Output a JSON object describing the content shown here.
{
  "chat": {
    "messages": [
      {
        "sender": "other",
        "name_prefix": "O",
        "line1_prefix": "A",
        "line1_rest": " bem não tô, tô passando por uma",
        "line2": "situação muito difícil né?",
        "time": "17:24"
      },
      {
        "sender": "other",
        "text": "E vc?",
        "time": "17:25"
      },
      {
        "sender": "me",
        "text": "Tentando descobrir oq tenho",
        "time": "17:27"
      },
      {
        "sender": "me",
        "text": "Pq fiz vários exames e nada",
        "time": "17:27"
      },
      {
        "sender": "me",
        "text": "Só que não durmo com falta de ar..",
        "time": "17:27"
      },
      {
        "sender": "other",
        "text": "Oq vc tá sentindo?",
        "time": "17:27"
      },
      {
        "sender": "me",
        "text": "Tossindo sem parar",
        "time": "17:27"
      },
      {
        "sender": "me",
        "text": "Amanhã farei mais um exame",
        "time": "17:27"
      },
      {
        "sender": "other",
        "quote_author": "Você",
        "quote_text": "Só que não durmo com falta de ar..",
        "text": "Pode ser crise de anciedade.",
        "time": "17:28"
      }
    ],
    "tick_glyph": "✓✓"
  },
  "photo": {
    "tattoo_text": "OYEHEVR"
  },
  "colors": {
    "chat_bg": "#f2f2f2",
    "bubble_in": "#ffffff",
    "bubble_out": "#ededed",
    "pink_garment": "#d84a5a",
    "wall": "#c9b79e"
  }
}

───

Required work: For the string "durmo", count the lines of the entries above that include it; answer with the number only.

Correct output: 2